» **Short problem**
Each of the entries should be retyped precisely as it appears.

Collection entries
######
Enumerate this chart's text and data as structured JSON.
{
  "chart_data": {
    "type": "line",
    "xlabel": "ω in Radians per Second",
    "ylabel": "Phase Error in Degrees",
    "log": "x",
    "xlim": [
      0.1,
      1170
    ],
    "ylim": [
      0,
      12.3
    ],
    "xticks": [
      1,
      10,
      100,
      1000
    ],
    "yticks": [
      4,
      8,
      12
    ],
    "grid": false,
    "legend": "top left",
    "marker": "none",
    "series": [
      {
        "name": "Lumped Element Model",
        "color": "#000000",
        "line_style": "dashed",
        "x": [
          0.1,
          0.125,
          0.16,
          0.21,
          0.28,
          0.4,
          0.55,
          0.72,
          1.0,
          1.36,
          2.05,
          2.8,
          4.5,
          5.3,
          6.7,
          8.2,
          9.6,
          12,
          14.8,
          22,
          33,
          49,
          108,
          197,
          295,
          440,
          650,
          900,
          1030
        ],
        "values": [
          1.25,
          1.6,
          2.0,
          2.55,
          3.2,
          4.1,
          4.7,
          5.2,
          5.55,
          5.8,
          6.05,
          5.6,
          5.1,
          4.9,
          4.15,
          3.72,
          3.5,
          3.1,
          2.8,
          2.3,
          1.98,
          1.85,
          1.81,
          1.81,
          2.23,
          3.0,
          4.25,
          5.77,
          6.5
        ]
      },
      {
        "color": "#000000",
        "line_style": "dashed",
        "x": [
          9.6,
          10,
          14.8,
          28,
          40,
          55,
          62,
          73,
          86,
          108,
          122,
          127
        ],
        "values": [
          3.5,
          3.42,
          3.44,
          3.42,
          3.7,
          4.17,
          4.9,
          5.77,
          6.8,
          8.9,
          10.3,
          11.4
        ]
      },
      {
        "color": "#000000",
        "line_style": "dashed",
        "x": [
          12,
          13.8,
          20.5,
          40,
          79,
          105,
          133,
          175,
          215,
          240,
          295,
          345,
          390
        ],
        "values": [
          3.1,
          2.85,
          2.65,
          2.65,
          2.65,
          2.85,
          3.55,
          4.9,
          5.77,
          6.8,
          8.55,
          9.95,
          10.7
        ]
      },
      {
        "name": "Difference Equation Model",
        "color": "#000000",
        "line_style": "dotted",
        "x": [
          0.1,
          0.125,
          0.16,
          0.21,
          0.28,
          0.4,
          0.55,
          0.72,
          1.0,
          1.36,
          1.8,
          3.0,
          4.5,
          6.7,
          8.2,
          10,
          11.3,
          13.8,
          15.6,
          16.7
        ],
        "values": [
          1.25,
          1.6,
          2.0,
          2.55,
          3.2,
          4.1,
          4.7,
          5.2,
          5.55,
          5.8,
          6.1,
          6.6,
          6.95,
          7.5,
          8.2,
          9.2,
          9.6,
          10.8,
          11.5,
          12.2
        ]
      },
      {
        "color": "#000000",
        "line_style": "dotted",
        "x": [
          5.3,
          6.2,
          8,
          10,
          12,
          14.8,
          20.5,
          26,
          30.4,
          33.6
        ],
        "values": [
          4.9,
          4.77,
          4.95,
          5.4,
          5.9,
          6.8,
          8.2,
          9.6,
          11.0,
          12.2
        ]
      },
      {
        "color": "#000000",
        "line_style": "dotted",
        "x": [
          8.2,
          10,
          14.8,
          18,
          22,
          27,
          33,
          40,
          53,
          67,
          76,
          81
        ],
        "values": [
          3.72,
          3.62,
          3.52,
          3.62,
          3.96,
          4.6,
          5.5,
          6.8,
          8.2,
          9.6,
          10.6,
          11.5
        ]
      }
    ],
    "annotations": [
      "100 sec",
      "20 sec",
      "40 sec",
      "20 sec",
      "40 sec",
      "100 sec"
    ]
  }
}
######
» **Exercise response**
Enumerate this chart's text and data as structured JSON.
{
  "chart_data": {
    "type": "line",
    "xlabel": "ω in Radians per Second",
    "ylabel": "Phase Error in Degrees",
    "log": "x",
    "xlim": [
      0.1,
      1170
    ],
    "ylim": [
      0,
      12.3
    ],
    "xticks": [
      1,
      10,
      100,
      1000
    ],
    "yticks": [
      4,
      8,
      12
    ],
    "grid": false,
    "legend": "top left",
    "marker": "none",
    "series": [
      {
        "name": "Lumped Element Model",
        "color": "#000000",
        "line_style": "dashed",
        "x": [
          0.1,
          0.125,
          0.16,
          0.21,
          0.28,
          0.4,
          0.55,
          0.72,
          1.0,
          1.36,
          2.05,
          2.8,
          4.5,
          5.3,
          6.7,
          8.2,
          9.6,
          12,
          14.8,
          22,
          33,
          49,
          108,
          197,
          295,
          440,
          650,
          900,
          1030
        ],
        "values": [
          1.25,
          1.6,
          2.0,
          2.55,
          3.2,
          4.1,
          4.7,
          5.2,
          5.55,
          5.8,
          6.05,
          5.6,
          5.1,
          4.9,
          4.15,
          3.72,
          3.5,
          3.1,
          2.8,
          2.3,
          1.98,
          1.85,
          1.81,
          1.81,
          2.23,
          3.0,
          4.25,
          5.77,
          6.5
        ]
      },
      {
        "color": "#000000",
        "line_style": "dashed",
        "x": [
          9.6,
          10,
          14.8,
          28,
          40,
          55,
          62,
          73,
          86,
          108,
          122,
          127
        ],
        "values": [
          3.5,
          3.42,
          3.44,
          3.42,
          3.7,
          4.17,
          4.9,
          5.77,
          6.8,
          8.9,
          10.3,
          11.4
        ]
      },
      {
        "color": "#000000",
        "line_style": "dashed",
        "x": [
          12,
          13.8,
          20.5,
          40,
          79,
          105,
          133,
          175,
          215,
          240,
          295,
          345,
          390
        ],
        "values": [
          3.1,
          2.85,
          2.65,
          2.65,
          2.65,
          2.85,
          3.55,
          4.9,
          5.77,
          6.8,
          8.55,
          9.95,
          10.7
        ]
      },
      {
        "name": "Difference Equation Model",
        "color": "#000000",
        "line_style": "dotted",
        "x": [
          0.1,
          0.125,
          0.16,
          0.21,
          0.28,
          0.4,
          0.55,
          0.72,
          1.0,
          1.36,
          1.8,
          3.0,
          4.5,
          6.7,
          8.2,
          10,
          11.3,
          13.8,
          15.6,
          16.7
        ],
        "values": [
          1.25,
          1.6,
          2.0,
          2.55,
          3.2,
          4.1,
          4.7,
          5.2,
          5.55,
          5.8,
          6.1,
          6.6,
          6.95,
          7.5,
          8.2,
          9.2,
          9.6,
          10.8,
          11.5,
          12.2
        ]
      },
      {
        "color": "#000000",
        "line_style": "dotted",
        "x": [
          5.3,
          6.2,
          8,
          10,
          12,
          14.8,
          20.5,
          26,
          30.4,
          33.6
        ],
        "values": [
          4.9,
          4.77,
          4.95,
          5.4,
          5.9,
          6.8,
          8.2,
          9.6,
          11.0,
          12.2
        ]
      },
      {
        "color": "#000000",
        "line_style": "dotted",
        "x": [
          8.2,
          10,
          14.8,
          18,
          22,
          27,
          33,
          40,
          53,
          67,
          76,
          81
        ],
        "values": [
          3.72,
          3.62,
          3.52,
          3.62,
          3.96,
          4.6,
          5.5,
          6.8,
          8.2,
          9.6,
          10.6,
          11.5
        ]
      }
    ],
    "annotations": [
      "100 sec",
      "20 sec",
      "40 sec",
      "20 sec",
      "40 sec",
      "100 sec"
    ]
  }
}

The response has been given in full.